GIVEN EXERCISE: Reproduce the records below exactly as they appear.

TASK INPUTS:
* * * * * * * * *

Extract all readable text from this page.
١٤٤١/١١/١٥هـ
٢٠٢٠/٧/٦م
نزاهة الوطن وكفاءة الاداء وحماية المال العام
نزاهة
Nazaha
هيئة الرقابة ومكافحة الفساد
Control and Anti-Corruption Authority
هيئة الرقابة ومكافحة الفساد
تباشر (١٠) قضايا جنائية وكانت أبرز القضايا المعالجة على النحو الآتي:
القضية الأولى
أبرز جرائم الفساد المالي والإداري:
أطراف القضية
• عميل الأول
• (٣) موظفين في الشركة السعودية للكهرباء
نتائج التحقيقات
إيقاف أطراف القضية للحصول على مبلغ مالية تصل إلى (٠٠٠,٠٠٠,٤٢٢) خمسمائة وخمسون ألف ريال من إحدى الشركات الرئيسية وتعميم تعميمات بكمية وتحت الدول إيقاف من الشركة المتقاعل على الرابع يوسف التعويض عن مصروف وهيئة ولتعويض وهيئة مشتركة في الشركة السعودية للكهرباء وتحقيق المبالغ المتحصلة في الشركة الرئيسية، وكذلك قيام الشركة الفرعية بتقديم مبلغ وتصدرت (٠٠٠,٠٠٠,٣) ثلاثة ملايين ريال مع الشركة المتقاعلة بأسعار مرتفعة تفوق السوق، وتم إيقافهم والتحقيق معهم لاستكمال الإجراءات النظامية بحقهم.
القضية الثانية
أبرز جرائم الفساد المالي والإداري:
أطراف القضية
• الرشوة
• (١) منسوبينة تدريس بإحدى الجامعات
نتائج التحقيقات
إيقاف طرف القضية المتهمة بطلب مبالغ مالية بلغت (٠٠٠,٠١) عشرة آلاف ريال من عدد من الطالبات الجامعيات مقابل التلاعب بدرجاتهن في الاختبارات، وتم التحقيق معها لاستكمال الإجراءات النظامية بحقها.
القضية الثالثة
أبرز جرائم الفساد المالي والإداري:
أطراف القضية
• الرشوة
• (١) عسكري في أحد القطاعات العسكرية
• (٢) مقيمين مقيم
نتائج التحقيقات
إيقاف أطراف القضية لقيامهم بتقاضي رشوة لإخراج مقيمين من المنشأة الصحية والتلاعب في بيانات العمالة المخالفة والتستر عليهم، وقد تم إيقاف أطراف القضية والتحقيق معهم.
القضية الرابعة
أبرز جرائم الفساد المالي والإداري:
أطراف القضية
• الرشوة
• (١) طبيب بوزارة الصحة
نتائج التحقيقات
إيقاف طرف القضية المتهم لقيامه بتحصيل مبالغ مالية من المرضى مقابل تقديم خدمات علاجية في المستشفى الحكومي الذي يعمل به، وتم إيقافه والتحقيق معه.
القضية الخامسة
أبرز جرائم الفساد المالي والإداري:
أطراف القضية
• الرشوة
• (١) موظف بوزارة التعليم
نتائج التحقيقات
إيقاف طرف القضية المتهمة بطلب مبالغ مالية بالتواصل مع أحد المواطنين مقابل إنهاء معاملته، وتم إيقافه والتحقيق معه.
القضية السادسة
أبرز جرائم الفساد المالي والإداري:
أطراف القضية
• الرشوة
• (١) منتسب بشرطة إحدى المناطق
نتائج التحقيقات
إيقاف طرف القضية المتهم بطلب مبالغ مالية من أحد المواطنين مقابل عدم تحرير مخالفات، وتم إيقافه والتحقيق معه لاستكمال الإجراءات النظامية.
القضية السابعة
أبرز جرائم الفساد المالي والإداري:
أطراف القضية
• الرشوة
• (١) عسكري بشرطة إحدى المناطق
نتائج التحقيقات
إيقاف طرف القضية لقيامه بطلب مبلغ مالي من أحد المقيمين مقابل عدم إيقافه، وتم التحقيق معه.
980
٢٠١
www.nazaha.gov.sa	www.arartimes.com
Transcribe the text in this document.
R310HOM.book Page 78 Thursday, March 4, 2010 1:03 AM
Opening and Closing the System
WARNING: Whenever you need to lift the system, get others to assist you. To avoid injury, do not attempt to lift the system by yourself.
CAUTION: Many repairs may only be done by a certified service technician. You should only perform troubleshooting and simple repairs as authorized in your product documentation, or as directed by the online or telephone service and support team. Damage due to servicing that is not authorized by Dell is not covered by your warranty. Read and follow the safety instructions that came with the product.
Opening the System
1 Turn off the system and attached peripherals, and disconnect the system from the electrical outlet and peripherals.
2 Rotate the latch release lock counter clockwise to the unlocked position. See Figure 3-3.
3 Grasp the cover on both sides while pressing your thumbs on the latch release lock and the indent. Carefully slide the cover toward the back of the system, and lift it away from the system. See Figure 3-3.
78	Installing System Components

* * * * * * * * *

RESULT OF THE TASK:
Extract all readable text from this page.
١٤٤١/١١/١٥هـ
٢٠٢٠/٧/٦م
نزاهة الوطن وكفاءة الاداء وحماية المال العام
نزاهة
Nazaha
هيئة الرقابة ومكافحة الفساد
Control and Anti-Corruption Authority
هيئة الرقابة ومكافحة الفساد
تباشر (١٠) قضايا جنائية وكانت أبرز القضايا المعالجة على النحو الآتي:
القضية الأولى
أبرز جرائم الفساد المالي والإداري:
أطراف القضية
• عميل الأول
• (٣) موظفين في الشركة السعودية للكهرباء
نتائج التحقيقات
إيقاف أطراف القضية للحصول على مبلغ مالية تصل إلى (٠٠٠,٠٠٠,٤٢٢) خمسمائة وخمسون ألف ريال من إحدى الشركات الرئيسية وتعميم تعميمات بكمية وتحت الدول إيقاف من الشركة المتقاعل على الرابع يوسف التعويض عن مصروف وهيئة ولتعويض وهيئة مشتركة في الشركة السعودية للكهرباء وتحقيق المبالغ المتحصلة في الشركة الرئيسية، وكذلك قيام الشركة الفرعية بتقديم مبلغ وتصدرت (٠٠٠,٠٠٠,٣) ثلاثة ملايين ريال مع الشركة المتقاعلة بأسعار مرتفعة تفوق السوق، وتم إيقافهم والتحقيق معهم لاستكمال الإجراءات النظامية بحقهم.
القضية الثانية
أبرز جرائم الفساد المالي والإداري:
أطراف القضية
• الرشوة
• (١) منسوبينة تدريس بإحدى الجامعات
نتائج التحقيقات
إيقاف طرف القضية المتهمة بطلب مبالغ مالية بلغت (٠٠٠,٠١) عشرة آلاف ريال من عدد من الطالبات الجامعيات مقابل التلاعب بدرجاتهن في الاختبارات، وتم التحقيق معها لاستكمال الإجراءات النظامية بحقها.
القضية الثالثة
أبرز جرائم الفساد المالي والإداري:
أطراف القضية
• الرشوة
• (١) عسكري في أحد القطاعات العسكرية
• (٢) مقيمين مقيم
نتائج التحقيقات
إيقاف أطراف القضية لقيامهم بتقاضي رشوة لإخراج مقيمين من المنشأة الصحية والتلاعب في بيانات العمالة المخالفة والتستر عليهم، وقد تم إيقاف أطراف القضية والتحقيق معهم.
القضية الرابعة
أبرز جرائم الفساد المالي والإداري:
أطراف القضية
• الرشوة
• (١) طبيب بوزارة الصحة
نتائج التحقيقات
إيقاف طرف القضية المتهم لقيامه بتحصيل مبالغ مالية من المرضى مقابل تقديم خدمات علاجية في المستشفى الحكومي الذي يعمل به، وتم إيقافه والتحقيق معه.
القضية الخامسة
أبرز جرائم الفساد المالي والإداري:
أطراف القضية
• الرشوة
• (١) موظف بوزارة التعليم
نتائج التحقيقات
إيقاف طرف القضية المتهمة بطلب مبالغ مالية بالتواصل مع أحد المواطنين مقابل إنهاء معاملته، وتم إيقافه والتحقيق معه.
القضية السادسة
أبرز جرائم الفساد المالي والإداري:
أطراف القضية
• الرشوة
• (١) منتسب بشرطة إحدى المناطق
نتائج التحقيقات
إيقاف طرف القضية المتهم بطلب مبالغ مالية من أحد المواطنين مقابل عدم تحرير مخالفات، وتم إيقافه والتحقيق معه لاستكمال الإجراءات النظامية.
القضية السابعة
أبرز جرائم الفساد المالي والإداري:
أطراف القضية
• الرشوة
• (١) عسكري بشرطة إحدى المناطق
نتائج التحقيقات
إيقاف طرف القضية لقيامه بطلب مبلغ مالي من أحد المقيمين مقابل عدم إيقافه، وتم التحقيق معه.
980
٢٠١
www.nazaha.gov.sa	www.arartimes.com
Transcribe the text in this document.
R310HOM.book Page 78 Thursday, March 4, 2010 1:03 AM
Opening and Closing the System
WARNING: Whenever you need to lift the system, get others to assist you. To avoid injury, do not attempt to lift the system by yourself.
CAUTION: Many repairs may only be done by a certified service technician. You should only perform troubleshooting and simple repairs as authorized in your product documentation, or as directed by the online or telephone service and support team. Damage due to servicing that is not authorized by Dell is not covered by your warranty. Read and follow the safety instructions that came with the product.
Opening the System
1 Turn off the system and attached peripherals, and disconnect the system from the electrical outlet and peripherals.
2 Rotate the latch release lock counter clockwise to the unlocked position. See Figure 3-3.
3 Grasp the cover on both sides while pressing your thumbs on the latch release lock and the indent. Carefully slide the cover toward the back of the system, and lift it away from the system. See Figure 3-3.
78	Installing System Components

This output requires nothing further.